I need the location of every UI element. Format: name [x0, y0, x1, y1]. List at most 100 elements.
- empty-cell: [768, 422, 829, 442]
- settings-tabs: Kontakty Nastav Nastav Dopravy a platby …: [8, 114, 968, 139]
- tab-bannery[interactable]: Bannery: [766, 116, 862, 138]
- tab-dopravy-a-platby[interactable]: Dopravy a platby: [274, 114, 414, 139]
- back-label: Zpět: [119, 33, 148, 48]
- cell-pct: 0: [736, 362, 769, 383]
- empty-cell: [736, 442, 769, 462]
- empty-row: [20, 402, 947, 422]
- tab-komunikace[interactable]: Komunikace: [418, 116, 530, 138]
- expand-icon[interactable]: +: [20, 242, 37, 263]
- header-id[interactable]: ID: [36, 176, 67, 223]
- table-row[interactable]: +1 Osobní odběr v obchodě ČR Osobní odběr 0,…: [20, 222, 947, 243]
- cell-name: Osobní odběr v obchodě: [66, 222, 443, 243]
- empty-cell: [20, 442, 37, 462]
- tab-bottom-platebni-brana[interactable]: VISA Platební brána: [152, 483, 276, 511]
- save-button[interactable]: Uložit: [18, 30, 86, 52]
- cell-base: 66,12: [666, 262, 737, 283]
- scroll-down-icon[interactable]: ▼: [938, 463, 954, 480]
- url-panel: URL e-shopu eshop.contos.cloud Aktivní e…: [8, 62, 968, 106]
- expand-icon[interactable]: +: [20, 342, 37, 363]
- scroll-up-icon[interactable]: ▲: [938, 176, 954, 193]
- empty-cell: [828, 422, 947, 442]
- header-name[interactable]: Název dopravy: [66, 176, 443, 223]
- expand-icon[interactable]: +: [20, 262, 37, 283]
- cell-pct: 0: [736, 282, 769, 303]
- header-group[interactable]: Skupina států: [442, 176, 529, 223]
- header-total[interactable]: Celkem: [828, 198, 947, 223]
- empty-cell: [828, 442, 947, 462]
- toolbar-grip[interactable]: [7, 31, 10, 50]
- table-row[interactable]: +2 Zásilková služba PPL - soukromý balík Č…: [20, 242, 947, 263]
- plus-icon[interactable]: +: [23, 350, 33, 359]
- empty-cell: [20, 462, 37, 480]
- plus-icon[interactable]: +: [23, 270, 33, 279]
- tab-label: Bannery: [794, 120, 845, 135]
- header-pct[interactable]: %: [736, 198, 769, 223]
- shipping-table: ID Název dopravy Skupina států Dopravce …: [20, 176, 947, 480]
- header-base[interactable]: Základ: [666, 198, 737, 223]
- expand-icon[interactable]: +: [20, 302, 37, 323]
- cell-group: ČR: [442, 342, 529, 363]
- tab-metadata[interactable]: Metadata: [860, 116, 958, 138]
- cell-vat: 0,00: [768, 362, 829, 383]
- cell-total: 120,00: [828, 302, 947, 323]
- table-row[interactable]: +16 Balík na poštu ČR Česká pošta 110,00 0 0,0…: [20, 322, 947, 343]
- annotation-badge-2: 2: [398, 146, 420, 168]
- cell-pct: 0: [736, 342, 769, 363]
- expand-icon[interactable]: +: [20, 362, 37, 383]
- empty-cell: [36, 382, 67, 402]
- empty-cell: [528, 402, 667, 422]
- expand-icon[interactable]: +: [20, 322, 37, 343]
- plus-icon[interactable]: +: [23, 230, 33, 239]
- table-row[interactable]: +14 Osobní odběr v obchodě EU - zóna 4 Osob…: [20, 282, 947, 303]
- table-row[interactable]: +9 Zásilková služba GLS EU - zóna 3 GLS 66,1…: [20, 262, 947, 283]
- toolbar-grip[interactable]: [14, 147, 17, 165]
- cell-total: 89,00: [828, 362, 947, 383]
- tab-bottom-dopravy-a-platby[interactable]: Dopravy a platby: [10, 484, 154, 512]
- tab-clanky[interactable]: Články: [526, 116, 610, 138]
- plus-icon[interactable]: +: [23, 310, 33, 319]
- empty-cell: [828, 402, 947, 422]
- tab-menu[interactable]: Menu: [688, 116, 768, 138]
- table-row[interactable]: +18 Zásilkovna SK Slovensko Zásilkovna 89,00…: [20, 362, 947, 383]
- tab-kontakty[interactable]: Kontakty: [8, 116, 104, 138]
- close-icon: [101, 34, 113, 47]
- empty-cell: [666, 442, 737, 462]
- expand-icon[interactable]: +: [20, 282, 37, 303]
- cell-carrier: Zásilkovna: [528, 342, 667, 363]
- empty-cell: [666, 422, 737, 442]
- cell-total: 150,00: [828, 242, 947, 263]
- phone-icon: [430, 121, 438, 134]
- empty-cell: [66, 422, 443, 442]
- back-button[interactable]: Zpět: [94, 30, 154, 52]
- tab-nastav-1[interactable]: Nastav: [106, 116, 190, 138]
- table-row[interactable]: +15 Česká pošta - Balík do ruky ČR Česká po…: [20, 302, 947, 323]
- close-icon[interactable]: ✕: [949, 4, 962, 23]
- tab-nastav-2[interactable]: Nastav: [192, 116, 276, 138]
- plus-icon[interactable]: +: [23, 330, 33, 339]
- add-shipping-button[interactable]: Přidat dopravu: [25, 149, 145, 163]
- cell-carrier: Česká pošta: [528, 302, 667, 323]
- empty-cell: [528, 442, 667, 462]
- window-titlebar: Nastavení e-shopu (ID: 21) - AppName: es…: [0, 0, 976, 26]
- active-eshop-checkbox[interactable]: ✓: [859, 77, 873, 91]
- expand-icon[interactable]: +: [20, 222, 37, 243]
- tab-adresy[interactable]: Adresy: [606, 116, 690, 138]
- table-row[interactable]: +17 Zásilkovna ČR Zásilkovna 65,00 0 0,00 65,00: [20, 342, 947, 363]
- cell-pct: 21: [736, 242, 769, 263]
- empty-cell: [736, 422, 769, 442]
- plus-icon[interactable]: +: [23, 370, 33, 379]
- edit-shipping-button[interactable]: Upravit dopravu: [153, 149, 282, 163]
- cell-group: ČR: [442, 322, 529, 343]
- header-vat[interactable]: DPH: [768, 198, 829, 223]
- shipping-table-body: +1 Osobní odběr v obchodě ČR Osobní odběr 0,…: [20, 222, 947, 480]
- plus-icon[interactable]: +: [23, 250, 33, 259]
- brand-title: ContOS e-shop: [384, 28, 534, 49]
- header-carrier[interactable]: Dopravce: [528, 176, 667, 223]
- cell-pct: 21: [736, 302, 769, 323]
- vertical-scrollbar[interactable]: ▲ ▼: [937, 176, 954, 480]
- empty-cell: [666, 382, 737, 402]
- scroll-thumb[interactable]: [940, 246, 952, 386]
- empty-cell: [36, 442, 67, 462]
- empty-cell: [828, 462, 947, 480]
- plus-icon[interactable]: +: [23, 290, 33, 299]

+++

## WRITTEN REQUEST
Copy all of the records above exactly, line by line.

## FINISHED TASK
I need the location of every UI element. Format: name [x0, y0, x1, y1]. List at most 100 elements.
- empty-cell: [768, 422, 829, 442]
- settings-tabs: Kontakty Nastav Nastav Dopravy a platby …: [8, 114, 968, 139]
- tab-bannery[interactable]: Bannery: [766, 116, 862, 138]
- tab-dopravy-a-platby[interactable]: Dopravy a platby: [274, 114, 414, 139]
- back-label: Zpět: [119, 33, 148, 48]
- cell-pct: 0: [736, 362, 769, 383]
- empty-cell: [736, 442, 769, 462]
- empty-row: [20, 402, 947, 422]
- tab-komunikace[interactable]: Komunikace: [418, 116, 530, 138]
- expand-icon[interactable]: +: [20, 242, 37, 263]
- header-id[interactable]: ID: [36, 176, 67, 223]
- table-row[interactable]: +1 Osobní odběr v obchodě ČR Osobní odběr 0,…: [20, 222, 947, 243]
- cell-name: Osobní odběr v obchodě: [66, 222, 443, 243]
- empty-cell: [20, 442, 37, 462]
- tab-bottom-platebni-brana[interactable]: VISA Platební brána: [152, 483, 276, 511]
- save-button[interactable]: Uložit: [18, 30, 86, 52]
- cell-base: 66,12: [666, 262, 737, 283]
- scroll-down-icon[interactable]: ▼: [938, 463, 954, 480]
- url-panel: URL e-shopu eshop.contos.cloud Aktivní e…: [8, 62, 968, 106]
- expand-icon[interactable]: +: [20, 342, 37, 363]
- scroll-up-icon[interactable]: ▲: [938, 176, 954, 193]
- empty-cell: [828, 422, 947, 442]
- header-name[interactable]: Název dopravy: [66, 176, 443, 223]
- expand-icon[interactable]: +: [20, 262, 37, 283]
- cell-pct: 0: [736, 282, 769, 303]
- header-group[interactable]: Skupina států: [442, 176, 529, 223]
- header-total[interactable]: Celkem: [828, 198, 947, 223]
- empty-cell: [828, 442, 947, 462]
- toolbar-grip[interactable]: [7, 31, 10, 50]
- table-row[interactable]: +2 Zásilková služba PPL - soukromý balík Č…: [20, 242, 947, 263]
- plus-icon[interactable]: +: [23, 350, 33, 359]
- empty-cell: [20, 462, 37, 480]
- plus-icon[interactable]: +: [23, 270, 33, 279]
- tab-label: Bannery: [794, 120, 845, 135]
- header-pct[interactable]: %: [736, 198, 769, 223]
- shipping-table: ID Název dopravy Skupina států Dopravce …: [20, 176, 947, 480]
- header-base[interactable]: Základ: [666, 198, 737, 223]
- expand-icon[interactable]: +: [20, 302, 37, 323]
- cell-group: ČR: [442, 342, 529, 363]
- tab-metadata[interactable]: Metadata: [860, 116, 958, 138]
- cell-vat: 0,00: [768, 362, 829, 383]
- cell-total: 120,00: [828, 302, 947, 323]
- table-row[interactable]: +16 Balík na poštu ČR Česká pošta 110,00 0 0,0…: [20, 322, 947, 343]
- annotation-badge-2: 2: [398, 146, 420, 168]
- cell-pct: 0: [736, 342, 769, 363]
- expand-icon[interactable]: +: [20, 362, 37, 383]
- empty-cell: [36, 382, 67, 402]
- empty-cell: [528, 402, 667, 422]
- expand-icon[interactable]: +: [20, 322, 37, 343]
- plus-icon[interactable]: +: [23, 230, 33, 239]
- table-row[interactable]: +14 Osobní odběr v obchodě EU - zóna 4 Osob…: [20, 282, 947, 303]
- table-row[interactable]: +9 Zásilková služba GLS EU - zóna 3 GLS 66,1…: [20, 262, 947, 283]
- toolbar-grip[interactable]: [14, 147, 17, 165]
- cell-total: 89,00: [828, 362, 947, 383]
- tab-bottom-dopravy-a-platby[interactable]: Dopravy a platby: [10, 484, 154, 512]
- tab-clanky[interactable]: Články: [526, 116, 610, 138]
- plus-icon[interactable]: +: [23, 310, 33, 319]
- empty-cell: [828, 402, 947, 422]
- tab-menu[interactable]: Menu: [688, 116, 768, 138]
- table-row[interactable]: +18 Zásilkovna SK Slovensko Zásilkovna 89,00…: [20, 362, 947, 383]
- tab-kontakty[interactable]: Kontakty: [8, 116, 104, 138]
- close-icon: [101, 34, 113, 47]
- empty-cell: [666, 442, 737, 462]
- expand-icon[interactable]: +: [20, 282, 37, 303]
- cell-carrier: Zásilkovna: [528, 342, 667, 363]
- empty-cell: [666, 422, 737, 442]
- cell-total: 150,00: [828, 242, 947, 263]
- phone-icon: [430, 121, 438, 134]
- empty-cell: [66, 422, 443, 442]
- back-button[interactable]: Zpět: [94, 30, 154, 52]
- tab-nastav-1[interactable]: Nastav: [106, 116, 190, 138]
- table-row[interactable]: +15 Česká pošta - Balík do ruky ČR Česká po…: [20, 302, 947, 323]
- close-icon[interactable]: ✕: [949, 4, 962, 23]
- tab-nastav-2[interactable]: Nastav: [192, 116, 276, 138]
- plus-icon[interactable]: +: [23, 330, 33, 339]
- add-shipping-button[interactable]: Přidat dopravu: [25, 149, 145, 163]
- cell-carrier: Česká pošta: [528, 302, 667, 323]
- empty-cell: [528, 442, 667, 462]
- window-titlebar: Nastavení e-shopu (ID: 21) - AppName: es…: [0, 0, 976, 26]
- active-eshop-checkbox[interactable]: ✓: [859, 77, 873, 91]
- expand-icon[interactable]: +: [20, 222, 37, 243]
- tab-adresy[interactable]: Adresy: [606, 116, 690, 138]
- table-row[interactable]: +17 Zásilkovna ČR Zásilkovna 65,00 0 0,00 65,00: [20, 342, 947, 363]
- cell-pct: 21: [736, 242, 769, 263]
- empty-cell: [736, 422, 769, 442]
- plus-icon[interactable]: +: [23, 370, 33, 379]
- edit-shipping-button[interactable]: Upravit dopravu: [153, 149, 282, 163]
- cell-group: ČR: [442, 322, 529, 343]
- header-vat[interactable]: DPH: [768, 198, 829, 223]
- shipping-table-body: +1 Osobní odběr v obchodě ČR Osobní odběr 0,…: [20, 222, 947, 480]
- plus-icon[interactable]: +: [23, 250, 33, 259]
- brand-title: ContOS e-shop: [384, 28, 534, 49]
- header-carrier[interactable]: Dopravce: [528, 176, 667, 223]
- cell-pct: 21: [736, 302, 769, 323]
- vertical-scrollbar[interactable]: ▲ ▼: [937, 176, 954, 480]
- empty-cell: [666, 382, 737, 402]
- scroll-thumb[interactable]: [940, 246, 952, 386]
- empty-cell: [36, 442, 67, 462]
- empty-cell: [828, 462, 947, 480]
- plus-icon[interactable]: +: [23, 290, 33, 299]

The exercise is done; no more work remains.